Exercise requirements:
Return the listing below verbatim. Pictures do not belong in the copy.

━━━━

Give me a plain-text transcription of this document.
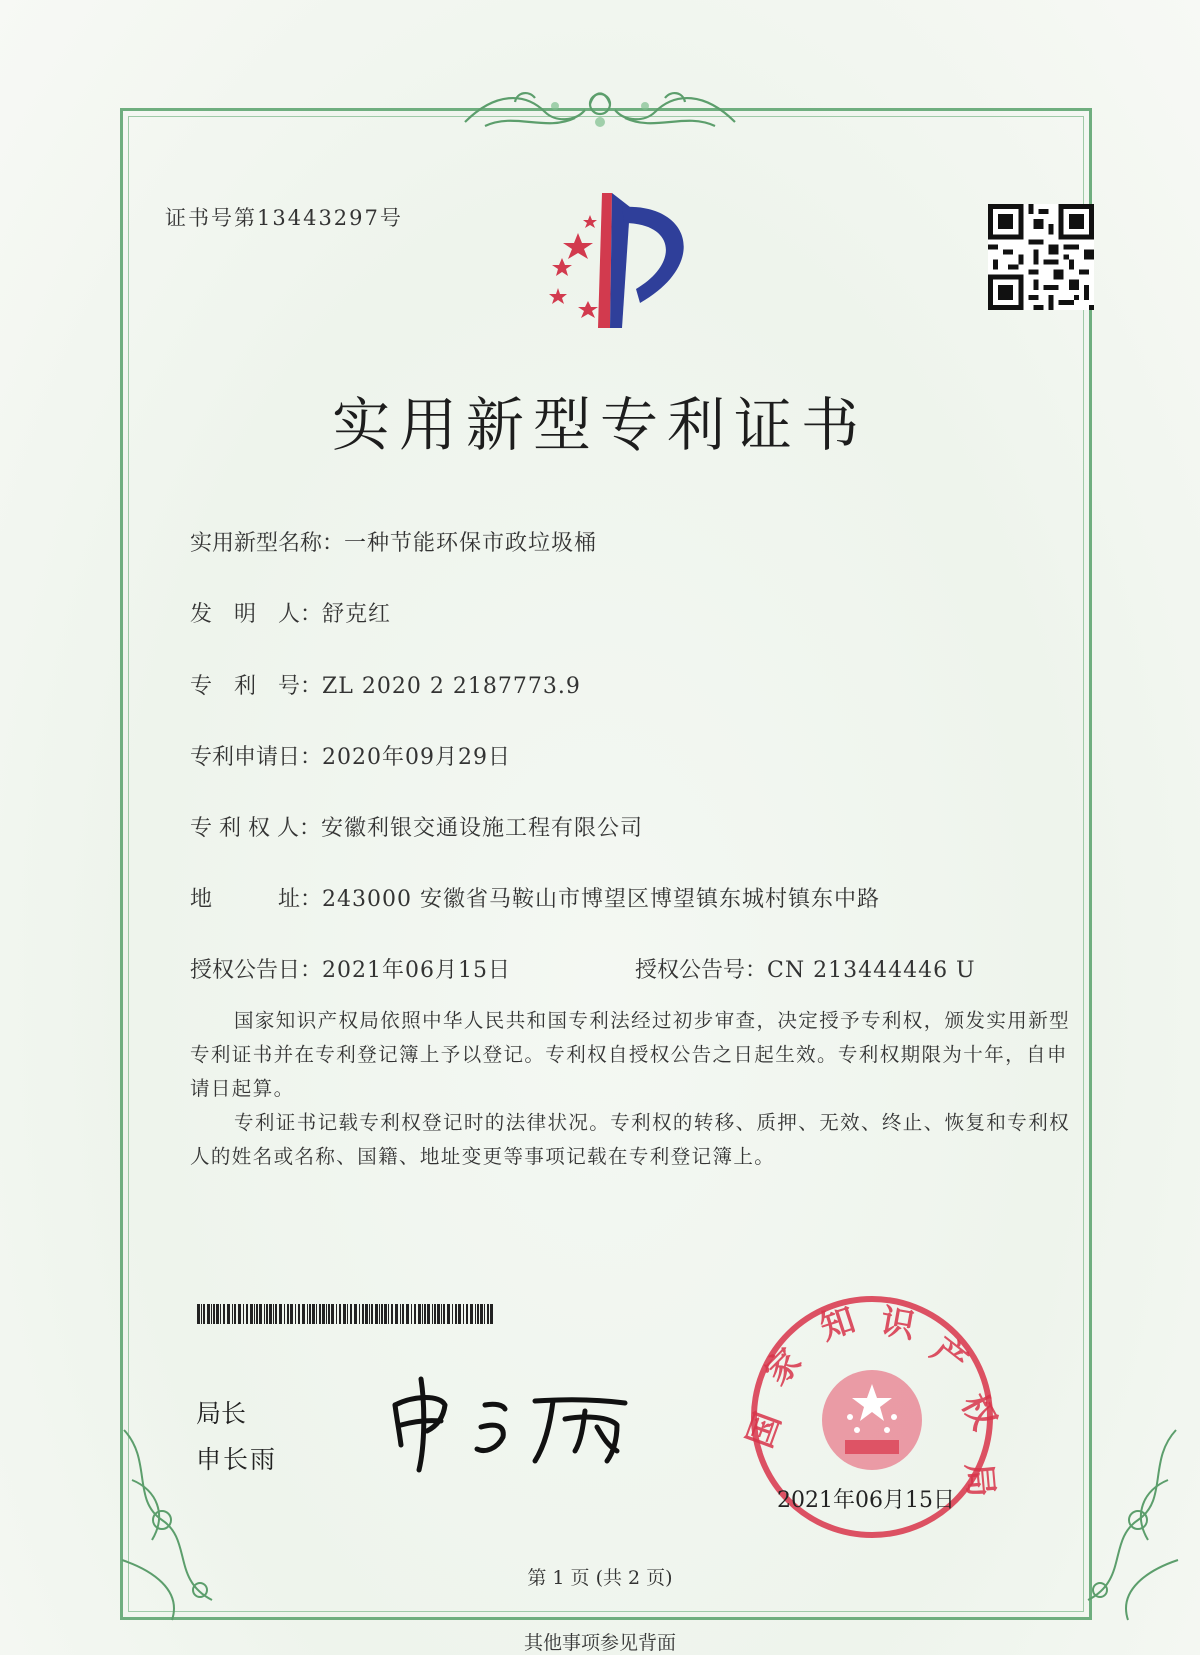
证书号第13443297号
实用新型专利证书
实用新型名称：一种节能环保市政垃圾桶
发　明　人：舒克红
专　利　号：ZL 2020 2 2187773.9
专利申请日：2020年09月29日
专 利 权 人：安徽利银交通设施工程有限公司
地　　　址：243000 安徽省马鞍山市博望区博望镇东城村镇东中路
授权公告日：2021年06月15日	授权公告号：CN 213444446 U
国家知识产权局依照中华人民共和国专利法经过初步审查，决定授予专利权，颁发实用新型专利证书并在专利登记簿上予以登记。专利权自授权公告之日起生效。专利权期限为十年，自申请日起算。
专利证书记载专利权登记时的法律状况。专利权的转移、质押、无效、终止、恢复和专利权人的姓名或名称、国籍、地址变更等事项记载在专利登记簿上。
局长
申长雨
国
家
知 识
产
权
局
2021年06月15日
第 1 页 (共 2 页)
其他事项参见背面
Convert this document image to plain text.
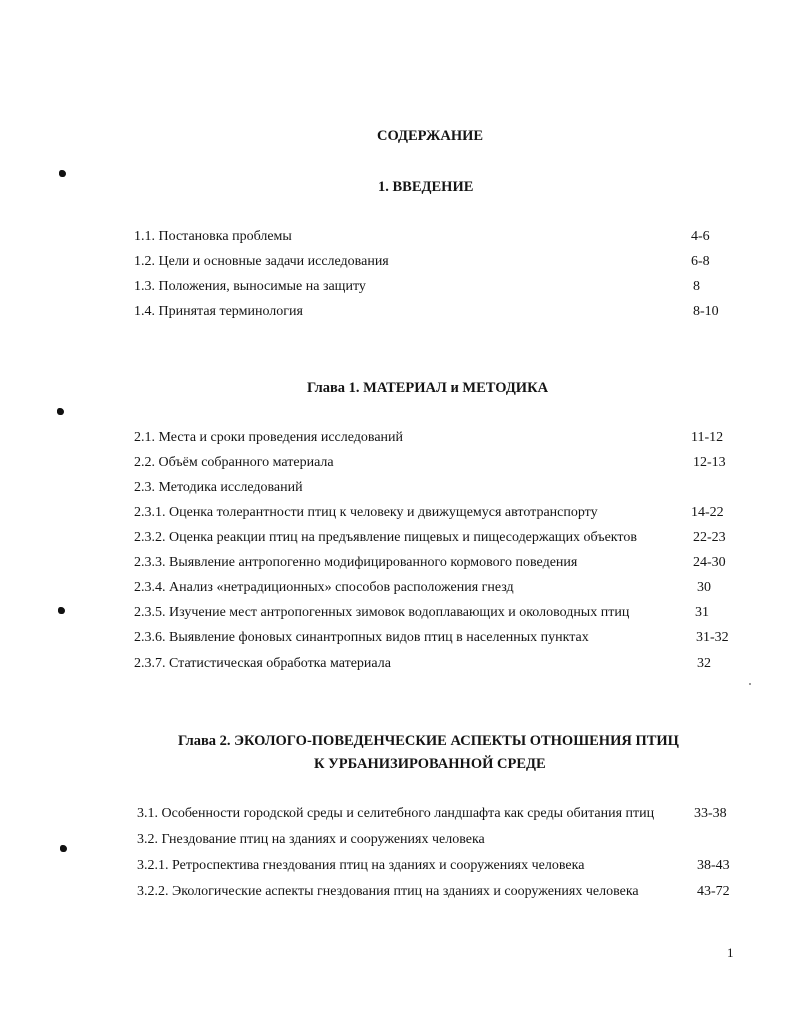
СОДЕРЖАНИЕ
1. ВВЕДЕНИЕ
1.1. Постановка проблемы	4-6
1.2. Цели и основные задачи исследования	6-8
1.3. Положения, выносимые на защиту	8
1.4. Принятая терминология	8-10
Глава 1. МАТЕРИАЛ и МЕТОДИКА
2.1. Места и сроки проведения исследований	11-12
2.2. Объём собранного материала	12-13
2.3. Методика исследований
2.3.1. Оценка толерантности птиц к человеку и движущемуся автотранспорту	14-22
2.3.2. Оценка реакции птиц на предъявление пищевых и пищесодержащих объектов	22-23
2.3.3. Выявление антропогенно модифицированного кормового поведения	24-30
2.3.4. Анализ «нетрадиционных» способов расположения гнезд	30
2.3.5. Изучение мест антропогенных зимовок водоплавающих и околоводных птиц	31
2.3.6. Выявление фоновых синантропных видов птиц в населенных пунктах	31-32
2.3.7. Статистическая обработка материала	32
Глава 2. ЭКОЛОГО-ПОВЕДЕНЧЕСКИЕ АСПЕКТЫ ОТНОШЕНИЯ ПТИЦ
К УРБАНИЗИРОВАННОЙ СРЕДЕ
3.1. Особенности городской среды и селитебного ландшафта как среды обитания птиц	33-38
3.2. Гнездование птиц на зданиях и сооружениях человека
3.2.1. Ретроспектива гнездования птиц на зданиях и сооружениях человека	38-43
3.2.2. Экологические аспекты гнездования птиц на зданиях и сооружениях человека	43-72
1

━━━━

Finished answer:
Give me a plain-text transcription of this document.
证书号第13443297号
实用新型专利证书
实用新型名称：一种节能环保市政垃圾桶
发　明　人：舒克红
专　利　号：ZL 2020 2 2187773.9
专利申请日：2020年09月29日
专 利 权 人：安徽利银交通设施工程有限公司
地　　　址：243000 安徽省马鞍山市博望区博望镇东城村镇东中路
授权公告日：2021年06月15日	授权公告号：CN 213444446 U
国家知识产权局依照中华人民共和国专利法经过初步审查，决定授予专利权，颁发实用新型专利证书并在专利登记簿上予以登记。专利权自授权公告之日起生效。专利权期限为十年，自申请日起算。
专利证书记载专利权登记时的法律状况。专利权的转移、质押、无效、终止、恢复和专利权人的姓名或名称、国籍、地址变更等事项记载在专利登记簿上。
局长
申长雨
国
家
知 识
产
权
局
2021年06月15日
第 1 页 (共 2 页)
其他事项参见背面
Convert this document image to plain text.
СОДЕРЖАНИЕ
1. ВВЕДЕНИЕ
1.1. Постановка проблемы	4-6
1.2. Цели и основные задачи исследования	6-8
1.3. Положения, выносимые на защиту	8
1.4. Принятая терминология	8-10
Глава 1. МАТЕРИАЛ и МЕТОДИКА
2.1. Места и сроки проведения исследований	11-12
2.2. Объём собранного материала	12-13
2.3. Методика исследований
2.3.1. Оценка толерантности птиц к человеку и движущемуся автотранспорту	14-22
2.3.2. Оценка реакции птиц на предъявление пищевых и пищесодержащих объектов	22-23
2.3.3. Выявление антропогенно модифицированного кормового поведения	24-30
2.3.4. Анализ «нетрадиционных» способов расположения гнезд	30
2.3.5. Изучение мест антропогенных зимовок водоплавающих и околоводных птиц	31
2.3.6. Выявление фоновых синантропных видов птиц в населенных пунктах	31-32
2.3.7. Статистическая обработка материала	32
Глава 2. ЭКОЛОГО-ПОВЕДЕНЧЕСКИЕ АСПЕКТЫ ОТНОШЕНИЯ ПТИЦ
К УРБАНИЗИРОВАННОЙ СРЕДЕ
3.1. Особенности городской среды и селитебного ландшафта как среды обитания птиц	33-38
3.2. Гнездование птиц на зданиях и сооружениях человека
3.2.1. Ретроспектива гнездования птиц на зданиях и сооружениях человека	38-43
3.2.2. Экологические аспекты гнездования птиц на зданиях и сооружениях человека	43-72
1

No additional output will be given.